### PROBLEM REQUIREMENTS
Produce an exact copy of all the data below, dropping every image.

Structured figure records
+++++

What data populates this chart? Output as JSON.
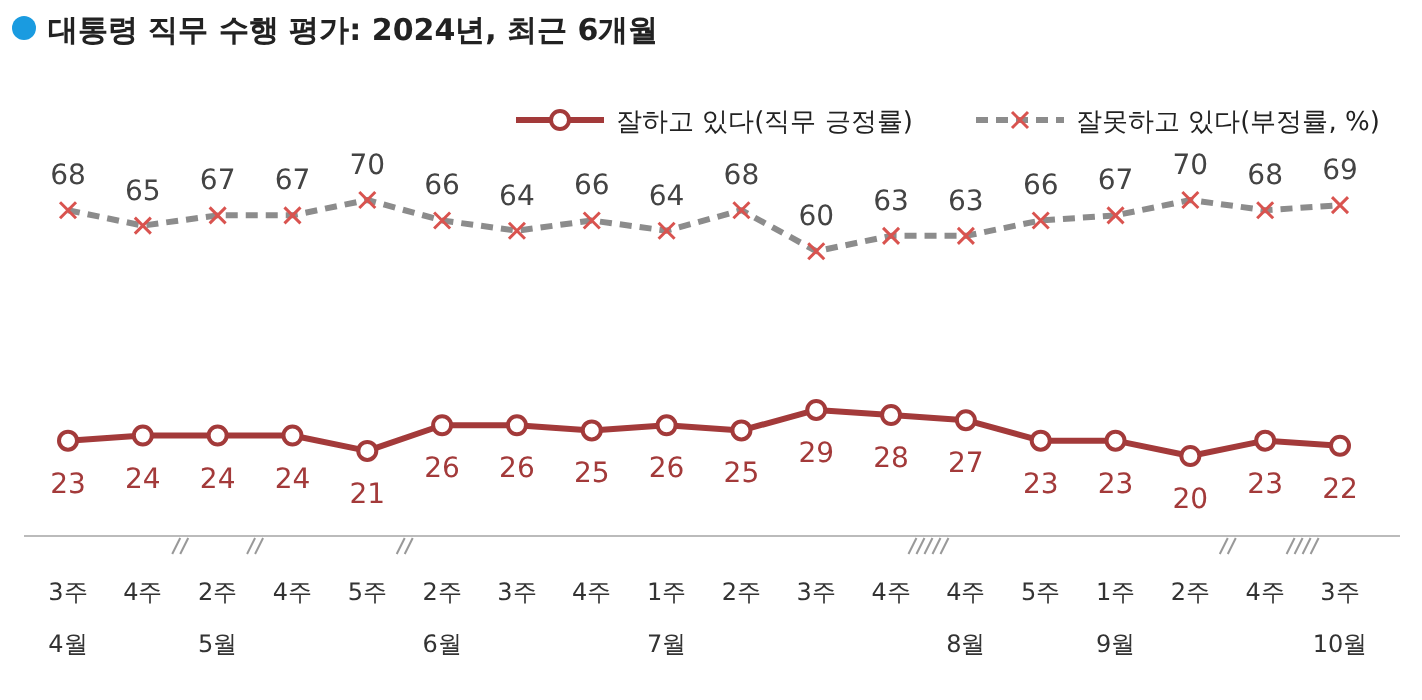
{
  "chart_data": {
    "type": "line",
    "title": "대통령 직무 수행 평가: 2024년, 최근 6개월",
    "categories": [
      "3주\n4월",
      "4주",
      "2주\n5월",
      "4주",
      "5주",
      "2주\n6월",
      "3주",
      "4주",
      "1주\n7월",
      "2주",
      "3주",
      "4주",
      "4주\n8월",
      "5주",
      "1주\n9월",
      "2주",
      "4주",
      "3주\n10월"
    ],
    "series": [
      {
        "name": "잘하고 있다(직무 긍정률)",
        "color": "#a33a3a",
        "marker": "circle",
        "line_style": "solid",
        "values": [
          23,
          24,
          24,
          24,
          21,
          26,
          26,
          25,
          26,
          25,
          29,
          28,
          27,
          23,
          23,
          20,
          23,
          22
        ]
      },
      {
        "name": "잘못하고 있다(부정률, %)",
        "color": "#8c8c8c",
        "marker": "cross",
        "line_style": "dashed",
        "values": [
          68,
          65,
          67,
          67,
          70,
          66,
          64,
          66,
          64,
          68,
          60,
          63,
          63,
          66,
          67,
          70,
          68,
          69
        ]
      }
    ],
    "data_labels": true,
    "legend": "top right"
  }
}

+++++

### SOLUTION FOR THIS PROBLEM
What data populates this chart? Output as JSON.
{
  "chart_data": {
    "type": "line",
    "title": "대통령 직무 수행 평가: 2024년, 최근 6개월",
    "categories": [
      "3주\n4월",
      "4주",
      "2주\n5월",
      "4주",
      "5주",
      "2주\n6월",
      "3주",
      "4주",
      "1주\n7월",
      "2주",
      "3주",
      "4주",
      "4주\n8월",
      "5주",
      "1주\n9월",
      "2주",
      "4주",
      "3주\n10월"
    ],
    "series": [
      {
        "name": "잘하고 있다(직무 긍정률)",
        "color": "#a33a3a",
        "marker": "circle",
        "line_style": "solid",
        "values": [
          23,
          24,
          24,
          24,
          21,
          26,
          26,
          25,
          26,
          25,
          29,
          28,
          27,
          23,
          23,
          20,
          23,
          22
        ]
      },
      {
        "name": "잘못하고 있다(부정률, %)",
        "color": "#8c8c8c",
        "marker": "cross",
        "line_style": "dashed",
        "values": [
          68,
          65,
          67,
          67,
          70,
          66,
          64,
          66,
          64,
          68,
          60,
          63,
          63,
          66,
          67,
          70,
          68,
          69
        ]
      }
    ],
    "data_labels": true,
    "legend": "top right"
  }
}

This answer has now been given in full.